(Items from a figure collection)
━━━━━━━━━━━━━━━━━━━━

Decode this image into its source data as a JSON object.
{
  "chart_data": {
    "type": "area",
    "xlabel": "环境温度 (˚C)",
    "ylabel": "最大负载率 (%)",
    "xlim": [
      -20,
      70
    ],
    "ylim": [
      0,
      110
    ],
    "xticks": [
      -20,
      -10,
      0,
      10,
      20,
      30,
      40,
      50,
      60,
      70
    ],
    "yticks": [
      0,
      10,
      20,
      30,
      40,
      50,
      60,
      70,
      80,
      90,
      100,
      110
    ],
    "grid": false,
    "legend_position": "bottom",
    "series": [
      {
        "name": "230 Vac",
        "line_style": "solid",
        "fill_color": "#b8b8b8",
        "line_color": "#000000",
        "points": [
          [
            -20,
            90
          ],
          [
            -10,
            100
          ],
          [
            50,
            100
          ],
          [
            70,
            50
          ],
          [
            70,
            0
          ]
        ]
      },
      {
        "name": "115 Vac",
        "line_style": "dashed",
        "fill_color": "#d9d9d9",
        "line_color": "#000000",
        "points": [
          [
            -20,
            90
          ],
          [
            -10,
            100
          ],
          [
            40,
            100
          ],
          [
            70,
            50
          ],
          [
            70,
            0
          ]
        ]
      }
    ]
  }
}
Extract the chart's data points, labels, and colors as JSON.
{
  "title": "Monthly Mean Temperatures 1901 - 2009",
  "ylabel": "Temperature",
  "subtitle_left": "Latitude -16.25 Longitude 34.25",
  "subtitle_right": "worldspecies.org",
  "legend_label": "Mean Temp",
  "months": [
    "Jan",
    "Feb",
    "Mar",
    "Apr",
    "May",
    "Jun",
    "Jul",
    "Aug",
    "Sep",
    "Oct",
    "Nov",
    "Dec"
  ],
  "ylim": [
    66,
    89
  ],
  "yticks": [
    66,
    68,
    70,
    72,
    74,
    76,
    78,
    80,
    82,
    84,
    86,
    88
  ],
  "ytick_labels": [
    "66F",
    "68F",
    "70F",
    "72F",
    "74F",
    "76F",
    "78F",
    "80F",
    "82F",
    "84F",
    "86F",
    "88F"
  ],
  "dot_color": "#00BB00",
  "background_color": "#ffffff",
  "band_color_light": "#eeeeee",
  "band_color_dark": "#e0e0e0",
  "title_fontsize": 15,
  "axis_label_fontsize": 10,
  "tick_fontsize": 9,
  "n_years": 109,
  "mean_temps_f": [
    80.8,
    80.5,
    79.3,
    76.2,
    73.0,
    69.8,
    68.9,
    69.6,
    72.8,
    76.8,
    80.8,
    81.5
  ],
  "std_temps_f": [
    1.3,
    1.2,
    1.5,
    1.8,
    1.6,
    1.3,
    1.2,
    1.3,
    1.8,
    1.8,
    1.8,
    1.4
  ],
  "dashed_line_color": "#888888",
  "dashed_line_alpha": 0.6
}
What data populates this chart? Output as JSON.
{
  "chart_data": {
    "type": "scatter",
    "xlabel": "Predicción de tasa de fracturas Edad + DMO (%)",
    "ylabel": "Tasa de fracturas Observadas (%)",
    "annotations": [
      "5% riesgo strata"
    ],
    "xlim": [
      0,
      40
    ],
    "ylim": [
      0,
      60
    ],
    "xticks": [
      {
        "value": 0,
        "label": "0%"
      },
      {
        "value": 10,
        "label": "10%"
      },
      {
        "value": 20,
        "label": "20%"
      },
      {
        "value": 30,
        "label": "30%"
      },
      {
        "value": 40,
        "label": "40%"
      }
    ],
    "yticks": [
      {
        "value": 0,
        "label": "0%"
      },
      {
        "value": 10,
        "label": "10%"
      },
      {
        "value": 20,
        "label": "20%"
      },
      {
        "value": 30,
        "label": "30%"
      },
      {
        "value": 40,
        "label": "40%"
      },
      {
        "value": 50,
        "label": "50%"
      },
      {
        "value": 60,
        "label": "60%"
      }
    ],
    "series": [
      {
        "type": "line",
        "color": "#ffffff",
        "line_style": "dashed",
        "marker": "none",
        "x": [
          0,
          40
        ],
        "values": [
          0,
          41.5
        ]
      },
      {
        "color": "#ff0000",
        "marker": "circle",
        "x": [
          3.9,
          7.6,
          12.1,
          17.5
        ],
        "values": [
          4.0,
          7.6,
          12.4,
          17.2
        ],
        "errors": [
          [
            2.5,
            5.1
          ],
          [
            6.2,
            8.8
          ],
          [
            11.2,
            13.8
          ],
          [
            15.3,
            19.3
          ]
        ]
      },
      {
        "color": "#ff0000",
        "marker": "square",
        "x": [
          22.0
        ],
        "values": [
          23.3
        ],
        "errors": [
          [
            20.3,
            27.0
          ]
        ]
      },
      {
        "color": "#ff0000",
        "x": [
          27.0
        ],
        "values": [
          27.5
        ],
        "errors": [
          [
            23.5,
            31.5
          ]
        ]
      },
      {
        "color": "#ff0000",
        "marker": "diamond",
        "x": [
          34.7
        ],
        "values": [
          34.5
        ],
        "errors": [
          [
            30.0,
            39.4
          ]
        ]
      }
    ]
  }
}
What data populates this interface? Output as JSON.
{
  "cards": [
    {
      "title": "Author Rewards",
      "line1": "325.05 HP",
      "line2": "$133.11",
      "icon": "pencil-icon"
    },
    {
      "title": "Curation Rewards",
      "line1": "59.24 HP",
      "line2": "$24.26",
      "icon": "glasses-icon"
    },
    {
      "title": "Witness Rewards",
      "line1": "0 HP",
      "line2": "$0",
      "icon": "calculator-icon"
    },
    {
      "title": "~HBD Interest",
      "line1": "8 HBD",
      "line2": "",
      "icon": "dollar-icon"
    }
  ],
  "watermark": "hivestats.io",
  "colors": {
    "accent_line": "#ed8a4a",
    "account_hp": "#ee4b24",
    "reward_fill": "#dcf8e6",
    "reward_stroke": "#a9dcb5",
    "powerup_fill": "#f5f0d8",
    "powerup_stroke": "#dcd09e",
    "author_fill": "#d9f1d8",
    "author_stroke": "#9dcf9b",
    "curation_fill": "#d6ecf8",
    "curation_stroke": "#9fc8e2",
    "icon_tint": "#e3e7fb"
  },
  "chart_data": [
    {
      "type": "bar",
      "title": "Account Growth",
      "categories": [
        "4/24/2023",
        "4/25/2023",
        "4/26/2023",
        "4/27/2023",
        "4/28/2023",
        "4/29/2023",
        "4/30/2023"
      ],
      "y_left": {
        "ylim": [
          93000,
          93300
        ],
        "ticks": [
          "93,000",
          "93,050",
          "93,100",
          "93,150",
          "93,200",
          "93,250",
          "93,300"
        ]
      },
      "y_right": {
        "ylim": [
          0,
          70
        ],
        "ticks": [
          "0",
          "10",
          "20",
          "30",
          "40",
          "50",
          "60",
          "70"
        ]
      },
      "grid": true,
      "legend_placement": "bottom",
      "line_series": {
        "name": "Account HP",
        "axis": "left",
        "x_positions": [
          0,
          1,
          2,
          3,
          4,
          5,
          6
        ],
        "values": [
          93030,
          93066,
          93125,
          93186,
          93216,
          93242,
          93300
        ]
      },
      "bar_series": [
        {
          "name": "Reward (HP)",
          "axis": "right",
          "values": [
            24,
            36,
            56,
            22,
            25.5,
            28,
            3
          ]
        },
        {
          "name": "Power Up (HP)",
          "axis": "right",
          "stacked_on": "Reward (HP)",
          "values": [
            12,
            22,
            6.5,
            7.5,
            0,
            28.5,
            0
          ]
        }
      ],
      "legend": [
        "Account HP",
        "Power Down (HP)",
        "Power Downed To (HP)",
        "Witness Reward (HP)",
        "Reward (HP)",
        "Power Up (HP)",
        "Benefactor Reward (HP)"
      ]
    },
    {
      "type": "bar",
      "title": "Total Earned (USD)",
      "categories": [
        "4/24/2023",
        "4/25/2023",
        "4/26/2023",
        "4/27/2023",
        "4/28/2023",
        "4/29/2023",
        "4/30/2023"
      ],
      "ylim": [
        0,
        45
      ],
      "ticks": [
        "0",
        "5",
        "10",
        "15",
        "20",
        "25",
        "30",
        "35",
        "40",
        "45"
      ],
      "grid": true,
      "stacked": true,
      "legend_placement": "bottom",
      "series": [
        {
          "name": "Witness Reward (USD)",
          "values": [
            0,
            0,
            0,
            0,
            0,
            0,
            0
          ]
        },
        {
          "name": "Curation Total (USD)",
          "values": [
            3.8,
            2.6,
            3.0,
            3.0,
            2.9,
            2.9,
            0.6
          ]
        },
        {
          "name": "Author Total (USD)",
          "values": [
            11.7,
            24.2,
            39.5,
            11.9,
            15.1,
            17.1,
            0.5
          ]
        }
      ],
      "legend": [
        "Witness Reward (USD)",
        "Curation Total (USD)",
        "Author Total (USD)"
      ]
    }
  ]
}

━━━━━━━━━━━━━━━━━━━━

(Set exercise) What is the number of lines in the data holding the word "ylabel"? Reply with that number only.

(Exercise response) 3